Exercise.
Going through the material below, please gather all lines with the word "Helligkeit" in them.

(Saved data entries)
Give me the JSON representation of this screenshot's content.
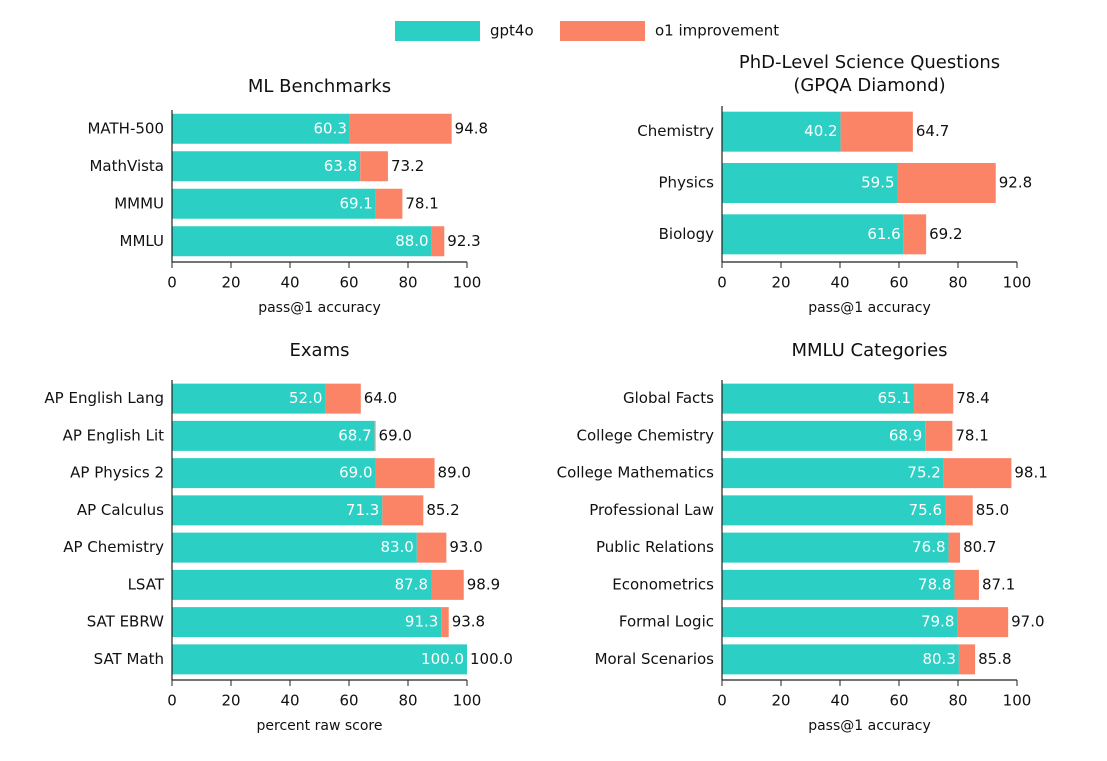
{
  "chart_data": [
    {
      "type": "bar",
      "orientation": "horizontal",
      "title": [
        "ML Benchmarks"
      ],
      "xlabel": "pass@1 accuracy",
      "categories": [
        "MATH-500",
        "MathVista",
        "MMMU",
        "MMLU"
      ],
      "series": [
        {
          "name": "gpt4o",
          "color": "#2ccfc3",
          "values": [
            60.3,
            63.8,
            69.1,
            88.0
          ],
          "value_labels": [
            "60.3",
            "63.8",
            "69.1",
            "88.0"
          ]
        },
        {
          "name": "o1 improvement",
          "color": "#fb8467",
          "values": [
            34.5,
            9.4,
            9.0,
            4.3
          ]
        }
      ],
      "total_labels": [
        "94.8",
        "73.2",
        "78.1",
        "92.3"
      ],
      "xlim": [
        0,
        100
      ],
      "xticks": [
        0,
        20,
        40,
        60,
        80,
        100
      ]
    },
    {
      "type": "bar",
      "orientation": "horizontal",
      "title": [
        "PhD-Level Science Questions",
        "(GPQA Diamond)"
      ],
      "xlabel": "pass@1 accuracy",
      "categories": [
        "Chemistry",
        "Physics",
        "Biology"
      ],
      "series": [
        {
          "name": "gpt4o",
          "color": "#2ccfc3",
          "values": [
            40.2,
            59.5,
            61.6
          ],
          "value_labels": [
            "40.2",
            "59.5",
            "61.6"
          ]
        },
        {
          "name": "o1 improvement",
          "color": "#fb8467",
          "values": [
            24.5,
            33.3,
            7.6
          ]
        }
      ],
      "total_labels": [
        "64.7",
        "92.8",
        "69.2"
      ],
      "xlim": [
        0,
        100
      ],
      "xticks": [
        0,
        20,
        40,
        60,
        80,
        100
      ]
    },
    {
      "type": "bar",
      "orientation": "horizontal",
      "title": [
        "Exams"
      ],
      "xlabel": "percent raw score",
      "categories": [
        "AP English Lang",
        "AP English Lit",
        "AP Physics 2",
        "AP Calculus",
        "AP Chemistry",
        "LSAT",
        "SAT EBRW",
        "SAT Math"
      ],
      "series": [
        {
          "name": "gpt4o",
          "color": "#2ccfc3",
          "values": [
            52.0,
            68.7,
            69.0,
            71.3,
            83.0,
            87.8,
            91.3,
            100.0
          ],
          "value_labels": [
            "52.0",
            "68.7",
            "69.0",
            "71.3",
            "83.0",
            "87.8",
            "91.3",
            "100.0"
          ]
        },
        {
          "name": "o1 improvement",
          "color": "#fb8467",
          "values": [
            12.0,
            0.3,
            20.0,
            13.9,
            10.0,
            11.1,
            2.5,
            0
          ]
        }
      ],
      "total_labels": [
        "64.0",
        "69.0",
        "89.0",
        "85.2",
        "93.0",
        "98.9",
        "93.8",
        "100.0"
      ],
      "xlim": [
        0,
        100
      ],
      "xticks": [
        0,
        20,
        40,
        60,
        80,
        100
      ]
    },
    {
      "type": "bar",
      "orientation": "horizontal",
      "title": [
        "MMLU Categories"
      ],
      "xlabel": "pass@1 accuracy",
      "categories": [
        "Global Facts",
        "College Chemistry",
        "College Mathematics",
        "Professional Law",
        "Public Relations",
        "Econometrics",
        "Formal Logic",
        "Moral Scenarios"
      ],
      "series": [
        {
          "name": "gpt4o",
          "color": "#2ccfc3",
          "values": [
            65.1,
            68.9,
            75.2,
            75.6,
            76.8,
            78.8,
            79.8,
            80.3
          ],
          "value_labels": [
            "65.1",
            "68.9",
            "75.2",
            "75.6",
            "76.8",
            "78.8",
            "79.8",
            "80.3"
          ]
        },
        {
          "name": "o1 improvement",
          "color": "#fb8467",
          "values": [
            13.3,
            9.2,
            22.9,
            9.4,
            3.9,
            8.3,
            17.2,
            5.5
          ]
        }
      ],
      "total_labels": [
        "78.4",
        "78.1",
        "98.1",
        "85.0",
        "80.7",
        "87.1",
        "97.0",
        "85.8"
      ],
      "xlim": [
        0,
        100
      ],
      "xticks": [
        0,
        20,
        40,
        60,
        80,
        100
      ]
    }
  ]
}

* * *

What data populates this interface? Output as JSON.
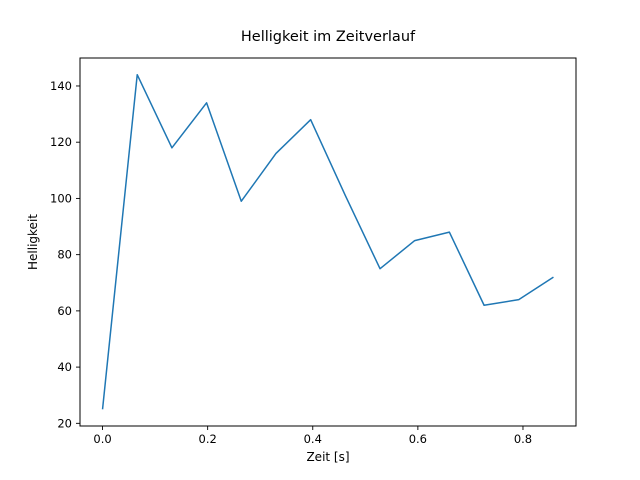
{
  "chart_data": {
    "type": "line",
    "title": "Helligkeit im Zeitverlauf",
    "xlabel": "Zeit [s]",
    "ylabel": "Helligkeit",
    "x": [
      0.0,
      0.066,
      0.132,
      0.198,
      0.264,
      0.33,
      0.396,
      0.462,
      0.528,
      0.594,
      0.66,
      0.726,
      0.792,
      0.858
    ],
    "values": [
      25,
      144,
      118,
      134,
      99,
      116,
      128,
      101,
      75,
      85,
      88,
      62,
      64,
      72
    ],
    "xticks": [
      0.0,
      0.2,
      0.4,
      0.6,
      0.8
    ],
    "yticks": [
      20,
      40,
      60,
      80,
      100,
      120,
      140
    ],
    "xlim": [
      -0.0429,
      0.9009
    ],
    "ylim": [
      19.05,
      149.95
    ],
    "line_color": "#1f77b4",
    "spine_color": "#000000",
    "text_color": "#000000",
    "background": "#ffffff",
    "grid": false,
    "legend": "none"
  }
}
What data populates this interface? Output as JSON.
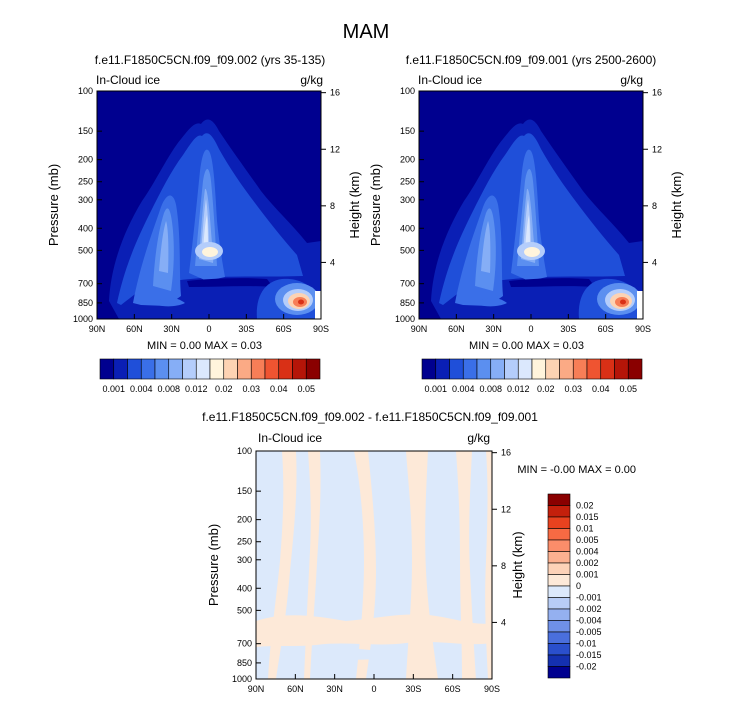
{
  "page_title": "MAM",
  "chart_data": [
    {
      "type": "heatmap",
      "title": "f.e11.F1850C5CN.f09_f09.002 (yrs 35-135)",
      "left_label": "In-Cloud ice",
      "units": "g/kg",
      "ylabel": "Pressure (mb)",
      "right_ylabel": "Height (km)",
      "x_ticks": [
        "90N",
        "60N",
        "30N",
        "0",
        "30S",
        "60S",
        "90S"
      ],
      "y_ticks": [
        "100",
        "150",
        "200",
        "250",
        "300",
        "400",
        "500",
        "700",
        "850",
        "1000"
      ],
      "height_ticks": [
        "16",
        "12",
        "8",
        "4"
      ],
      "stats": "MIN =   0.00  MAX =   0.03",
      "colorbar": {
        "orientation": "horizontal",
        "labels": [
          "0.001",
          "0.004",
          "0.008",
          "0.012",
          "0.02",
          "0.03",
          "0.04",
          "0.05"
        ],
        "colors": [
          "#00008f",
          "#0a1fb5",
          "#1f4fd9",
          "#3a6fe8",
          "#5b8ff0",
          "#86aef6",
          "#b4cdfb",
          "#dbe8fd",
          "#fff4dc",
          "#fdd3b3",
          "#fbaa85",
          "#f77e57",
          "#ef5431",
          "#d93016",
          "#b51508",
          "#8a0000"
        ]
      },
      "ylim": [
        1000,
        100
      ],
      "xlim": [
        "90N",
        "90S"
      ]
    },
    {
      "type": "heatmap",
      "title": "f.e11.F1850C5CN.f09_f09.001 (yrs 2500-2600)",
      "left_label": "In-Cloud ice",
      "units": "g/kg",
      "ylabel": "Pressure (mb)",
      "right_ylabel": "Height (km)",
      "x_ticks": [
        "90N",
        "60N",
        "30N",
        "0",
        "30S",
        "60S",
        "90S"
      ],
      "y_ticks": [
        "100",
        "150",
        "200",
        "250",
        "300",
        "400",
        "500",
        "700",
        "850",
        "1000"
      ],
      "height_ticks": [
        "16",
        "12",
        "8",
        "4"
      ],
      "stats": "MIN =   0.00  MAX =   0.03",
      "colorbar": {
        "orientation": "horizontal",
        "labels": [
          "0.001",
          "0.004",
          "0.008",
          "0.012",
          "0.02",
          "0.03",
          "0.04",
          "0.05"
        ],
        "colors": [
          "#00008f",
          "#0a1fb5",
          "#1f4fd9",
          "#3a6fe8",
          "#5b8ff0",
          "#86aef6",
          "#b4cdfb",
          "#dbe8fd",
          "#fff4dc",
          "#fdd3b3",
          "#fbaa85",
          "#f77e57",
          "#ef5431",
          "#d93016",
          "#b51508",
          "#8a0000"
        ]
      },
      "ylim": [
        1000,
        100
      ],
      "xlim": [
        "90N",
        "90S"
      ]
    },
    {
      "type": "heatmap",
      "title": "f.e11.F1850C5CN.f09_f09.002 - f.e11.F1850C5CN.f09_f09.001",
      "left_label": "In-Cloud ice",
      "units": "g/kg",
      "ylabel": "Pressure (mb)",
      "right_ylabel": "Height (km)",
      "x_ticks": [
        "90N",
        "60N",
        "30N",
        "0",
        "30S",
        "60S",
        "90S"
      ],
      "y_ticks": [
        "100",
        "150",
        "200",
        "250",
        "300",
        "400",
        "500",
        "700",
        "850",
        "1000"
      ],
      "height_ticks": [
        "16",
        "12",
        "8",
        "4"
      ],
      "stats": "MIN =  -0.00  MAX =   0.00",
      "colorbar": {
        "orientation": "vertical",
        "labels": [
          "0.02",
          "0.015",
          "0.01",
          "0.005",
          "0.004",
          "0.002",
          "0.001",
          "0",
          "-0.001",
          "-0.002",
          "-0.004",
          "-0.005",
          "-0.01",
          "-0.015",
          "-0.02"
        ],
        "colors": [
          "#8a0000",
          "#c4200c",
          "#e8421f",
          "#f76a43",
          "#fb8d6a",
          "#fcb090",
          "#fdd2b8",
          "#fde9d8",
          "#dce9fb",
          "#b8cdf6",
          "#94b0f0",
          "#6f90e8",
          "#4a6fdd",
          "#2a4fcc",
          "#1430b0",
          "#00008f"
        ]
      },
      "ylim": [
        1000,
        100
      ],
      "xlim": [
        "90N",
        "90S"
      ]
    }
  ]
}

Completed exercise.
    "title": "Helligkeit im Zeitverlauf",
    "ylabel": "Helligkeit",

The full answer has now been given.